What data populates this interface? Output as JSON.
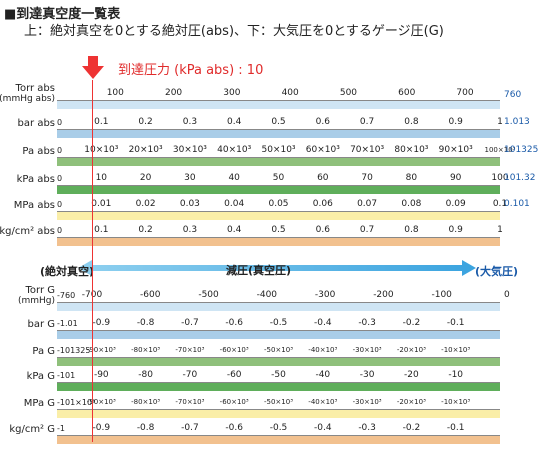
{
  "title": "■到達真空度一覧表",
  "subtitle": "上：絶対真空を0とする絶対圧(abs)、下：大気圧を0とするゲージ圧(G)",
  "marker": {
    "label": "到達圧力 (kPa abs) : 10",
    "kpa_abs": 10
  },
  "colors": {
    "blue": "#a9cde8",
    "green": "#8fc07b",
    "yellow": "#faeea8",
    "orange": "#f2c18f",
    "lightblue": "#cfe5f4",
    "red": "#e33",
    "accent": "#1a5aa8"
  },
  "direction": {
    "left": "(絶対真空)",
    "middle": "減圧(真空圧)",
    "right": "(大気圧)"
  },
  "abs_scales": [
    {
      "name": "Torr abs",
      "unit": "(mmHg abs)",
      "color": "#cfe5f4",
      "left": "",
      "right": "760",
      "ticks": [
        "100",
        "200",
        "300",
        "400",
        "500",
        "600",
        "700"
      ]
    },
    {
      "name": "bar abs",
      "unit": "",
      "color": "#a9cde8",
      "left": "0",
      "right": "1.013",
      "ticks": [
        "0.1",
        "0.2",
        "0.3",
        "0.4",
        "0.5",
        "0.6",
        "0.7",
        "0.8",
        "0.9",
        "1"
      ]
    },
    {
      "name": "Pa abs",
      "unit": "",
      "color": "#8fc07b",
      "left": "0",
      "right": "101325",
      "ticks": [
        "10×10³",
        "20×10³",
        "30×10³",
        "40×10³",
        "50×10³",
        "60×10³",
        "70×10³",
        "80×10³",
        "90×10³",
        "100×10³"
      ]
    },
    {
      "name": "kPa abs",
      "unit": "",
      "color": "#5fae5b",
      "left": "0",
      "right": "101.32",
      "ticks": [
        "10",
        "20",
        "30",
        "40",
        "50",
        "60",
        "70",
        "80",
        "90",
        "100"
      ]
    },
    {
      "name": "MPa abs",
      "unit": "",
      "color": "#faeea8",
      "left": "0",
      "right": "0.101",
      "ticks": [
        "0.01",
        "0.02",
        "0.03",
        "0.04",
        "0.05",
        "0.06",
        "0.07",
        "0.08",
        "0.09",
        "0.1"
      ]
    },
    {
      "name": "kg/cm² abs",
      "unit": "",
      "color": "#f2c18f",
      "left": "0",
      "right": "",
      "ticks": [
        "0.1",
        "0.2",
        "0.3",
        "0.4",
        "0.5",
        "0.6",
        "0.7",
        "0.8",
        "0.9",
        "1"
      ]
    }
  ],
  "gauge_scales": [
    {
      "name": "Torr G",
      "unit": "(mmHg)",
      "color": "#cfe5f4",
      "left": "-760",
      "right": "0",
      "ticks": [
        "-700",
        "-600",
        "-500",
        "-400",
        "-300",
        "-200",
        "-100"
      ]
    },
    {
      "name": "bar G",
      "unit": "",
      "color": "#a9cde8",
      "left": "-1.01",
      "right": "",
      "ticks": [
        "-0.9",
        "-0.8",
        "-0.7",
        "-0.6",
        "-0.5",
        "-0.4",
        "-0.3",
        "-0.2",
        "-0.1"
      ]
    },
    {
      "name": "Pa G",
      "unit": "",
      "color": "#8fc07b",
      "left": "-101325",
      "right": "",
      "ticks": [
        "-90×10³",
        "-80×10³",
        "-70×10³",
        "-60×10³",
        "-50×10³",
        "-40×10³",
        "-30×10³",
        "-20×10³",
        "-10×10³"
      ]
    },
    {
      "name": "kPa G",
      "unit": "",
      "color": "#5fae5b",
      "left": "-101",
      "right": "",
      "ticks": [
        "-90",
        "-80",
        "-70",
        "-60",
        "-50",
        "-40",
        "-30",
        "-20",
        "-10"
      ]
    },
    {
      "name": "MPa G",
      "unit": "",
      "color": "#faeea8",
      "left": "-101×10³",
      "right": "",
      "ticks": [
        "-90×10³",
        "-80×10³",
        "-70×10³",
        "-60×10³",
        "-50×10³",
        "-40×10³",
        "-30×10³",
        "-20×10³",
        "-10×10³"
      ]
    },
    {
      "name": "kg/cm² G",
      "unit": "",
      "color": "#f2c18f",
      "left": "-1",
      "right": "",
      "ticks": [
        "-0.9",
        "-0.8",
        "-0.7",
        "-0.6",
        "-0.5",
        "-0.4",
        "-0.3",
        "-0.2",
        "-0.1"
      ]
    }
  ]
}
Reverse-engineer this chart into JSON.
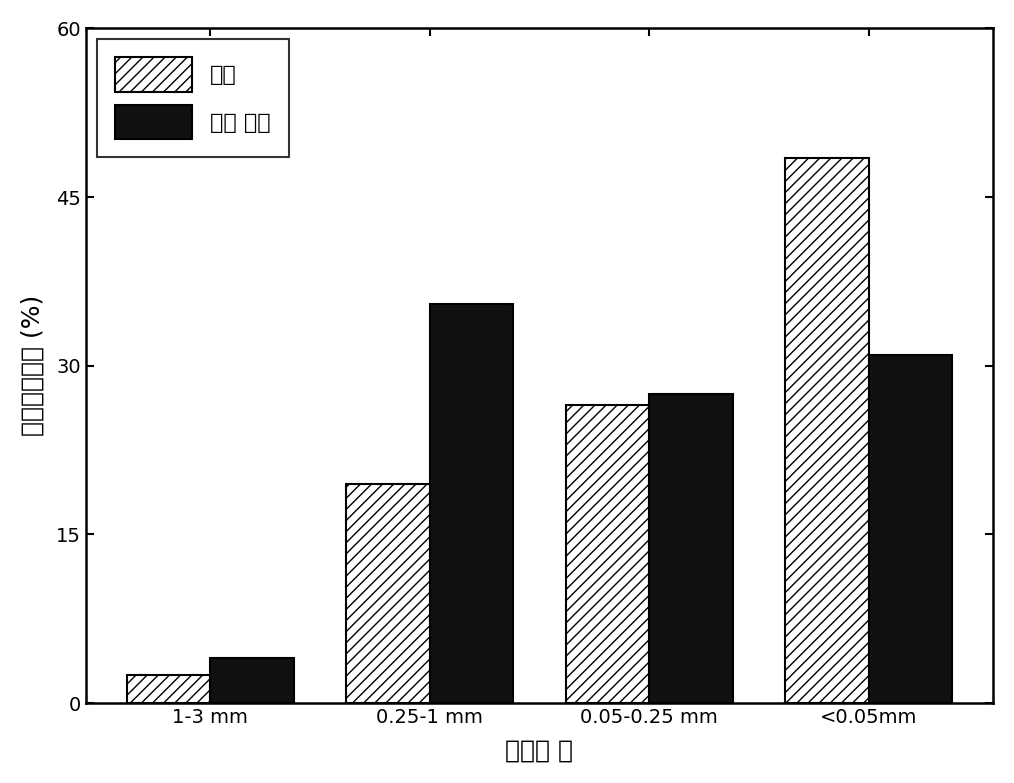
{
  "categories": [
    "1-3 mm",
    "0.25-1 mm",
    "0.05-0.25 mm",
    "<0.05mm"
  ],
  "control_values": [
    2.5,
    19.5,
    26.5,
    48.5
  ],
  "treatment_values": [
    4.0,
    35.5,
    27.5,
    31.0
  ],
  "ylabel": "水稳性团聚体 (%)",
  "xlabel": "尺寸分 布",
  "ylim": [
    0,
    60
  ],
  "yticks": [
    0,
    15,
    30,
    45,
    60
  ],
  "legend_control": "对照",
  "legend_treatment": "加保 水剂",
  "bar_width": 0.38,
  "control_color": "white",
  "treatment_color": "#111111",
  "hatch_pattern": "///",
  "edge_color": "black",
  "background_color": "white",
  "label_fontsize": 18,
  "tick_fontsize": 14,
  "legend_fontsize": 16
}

----------

◆ **Instructions to follow**:
Return to the listing above and set it down exactly, leaving out its pictures.

◆ **Problem solution**:
What data populates this interface? Output as JSON.
{
  "title": "■到達真空度一覧表",
  "subtitle": "上：絶対真空を0とする絶対圧(abs)、下：大気圧を0とするゲージ圧(G)",
  "marker": {
    "label": "到達圧力 (kPa abs) : 10",
    "kpa_abs": 10
  },
  "colors": {
    "blue": "#a9cde8",
    "green": "#8fc07b",
    "yellow": "#faeea8",
    "orange": "#f2c18f",
    "lightblue": "#cfe5f4",
    "red": "#e33",
    "accent": "#1a5aa8"
  },
  "direction": {
    "left": "(絶対真空)",
    "middle": "減圧(真空圧)",
    "right": "(大気圧)"
  },
  "abs_scales": [
    {
      "name": "Torr abs",
      "unit": "(mmHg abs)",
      "color": "#cfe5f4",
      "left": "",
      "right": "760",
      "ticks": [
        "100",
        "200",
        "300",
        "400",
        "500",
        "600",
        "700"
      ]
    },
    {
      "name": "bar abs",
      "unit": "",
      "color": "#a9cde8",
      "left": "0",
      "right": "1.013",
      "ticks": [
        "0.1",
        "0.2",
        "0.3",
        "0.4",
        "0.5",
        "0.6",
        "0.7",
        "0.8",
        "0.9",
        "1"
      ]
    },
    {
      "name": "Pa abs",
      "unit": "",
      "color": "#8fc07b",
      "left": "0",
      "right": "101325",
      "ticks": [
        "10×10³",
        "20×10³",
        "30×10³",
        "40×10³",
        "50×10³",
        "60×10³",
        "70×10³",
        "80×10³",
        "90×10³",
        "100×10³"
      ]
    },
    {
      "name": "kPa abs",
      "unit": "",
      "color": "#5fae5b",
      "left": "0",
      "right": "101.32",
      "ticks": [
        "10",
        "20",
        "30",
        "40",
        "50",
        "60",
        "70",
        "80",
        "90",
        "100"
      ]
    },
    {
      "name": "MPa abs",
      "unit": "",
      "color": "#faeea8",
      "left": "0",
      "right": "0.101",
      "ticks": [
        "0.01",
        "0.02",
        "0.03",
        "0.04",
        "0.05",
        "0.06",
        "0.07",
        "0.08",
        "0.09",
        "0.1"
      ]
    },
    {
      "name": "kg/cm² abs",
      "unit": "",
      "color": "#f2c18f",
      "left": "0",
      "right": "",
      "ticks": [
        "0.1",
        "0.2",
        "0.3",
        "0.4",
        "0.5",
        "0.6",
        "0.7",
        "0.8",
        "0.9",
        "1"
      ]
    }
  ],
  "gauge_scales": [
    {
      "name": "Torr G",
      "unit": "(mmHg)",
      "color": "#cfe5f4",
      "left": "-760",
      "right": "0",
      "ticks": [
        "-700",
        "-600",
        "-500",
        "-400",
        "-300",
        "-200",
        "-100"
      ]
    },
    {
      "name": "bar G",
      "unit": "",
      "color": "#a9cde8",
      "left": "-1.01",
      "right": "",
      "ticks": [
        "-0.9",
        "-0.8",
        "-0.7",
        "-0.6",
        "-0.5",
        "-0.4",
        "-0.3",
        "-0.2",
        "-0.1"
      ]
    },
    {
      "name": "Pa G",
      "unit": "",
      "color": "#8fc07b",
      "left": "-101325",
      "right": "",
      "ticks": [
        "-90×10³",
        "-80×10³",
        "-70×10³",
        "-60×10³",
        "-50×10³",
        "-40×10³",
        "-30×10³",
        "-20×10³",
        "-10×10³"
      ]
    },
    {
      "name": "kPa G",
      "unit": "",
      "color": "#5fae5b",
      "left": "-101",
      "right": "",
      "ticks": [
        "-90",
        "-80",
        "-70",
        "-60",
        "-50",
        "-40",
        "-30",
        "-20",
        "-10"
      ]
    },
    {
      "name": "MPa G",
      "unit": "",
      "color": "#faeea8",
      "left": "-101×10³",
      "right": "",
      "ticks": [
        "-90×10³",
        "-80×10³",
        "-70×10³",
        "-60×10³",
        "-50×10³",
        "-40×10³",
        "-30×10³",
        "-20×10³",
        "-10×10³"
      ]
    },
    {
      "name": "kg/cm² G",
      "unit": "",
      "color": "#f2c18f",
      "left": "-1",
      "right": "",
      "ticks": [
        "-0.9",
        "-0.8",
        "-0.7",
        "-0.6",
        "-0.5",
        "-0.4",
        "-0.3",
        "-0.2",
        "-0.1"
      ]
    }
  ]
}
Reverse-engineer this chart into JSON.
{
  "categories": [
    "1-3 mm",
    "0.25-1 mm",
    "0.05-0.25 mm",
    "<0.05mm"
  ],
  "control_values": [
    2.5,
    19.5,
    26.5,
    48.5
  ],
  "treatment_values": [
    4.0,
    35.5,
    27.5,
    31.0
  ],
  "ylabel": "水稳性团聚体 (%)",
  "xlabel": "尺寸分 布",
  "ylim": [
    0,
    60
  ],
  "yticks": [
    0,
    15,
    30,
    45,
    60
  ],
  "legend_control": "对照",
  "legend_treatment": "加保 水剂",
  "bar_width": 0.38,
  "control_color": "white",
  "treatment_color": "#111111",
  "hatch_pattern": "///",
  "edge_color": "black",
  "background_color": "white",
  "label_fontsize": 18,
  "tick_fontsize": 14,
  "legend_fontsize": 16
}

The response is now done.